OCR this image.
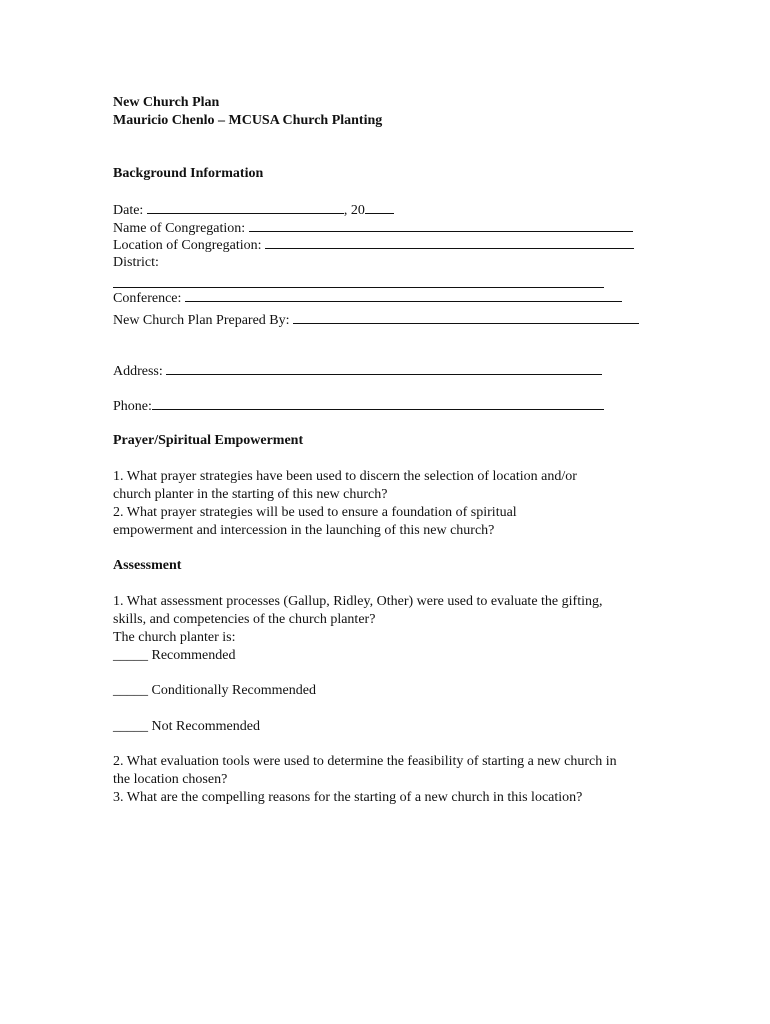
New Church Plan
Mauricio Chenlo – MCUSA Church Planting
Background Information
Date:	, 20
Name of Congregation:
Location of Congregation:
District:
Conference:
New Church Plan Prepared By:
Address:
Phone:
Prayer/Spiritual Empowerment
1. What prayer strategies have been used to discern the selection of location and/or
church planter in the starting of this new church?
2. What prayer strategies will be used to ensure a foundation of spiritual
empowerment and intercession in the launching of this new church?
Assessment
1. What assessment processes (Gallup, Ridley, Other) were used to evaluate the gifting,
skills, and competencies of the church planter?
The church planter is:
_____ Recommended
_____ Conditionally Recommended
_____ Not Recommended
2. What evaluation tools were used to determine the feasibility of starting a new church in
the location chosen?
3. What are the compelling reasons for the starting of a new church in this location?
+--
## WRITTEN INSTRUCTION
The records are above. How many lines in them contain the word "planter"? Give the number alone.

## RIGHT ANSWER
3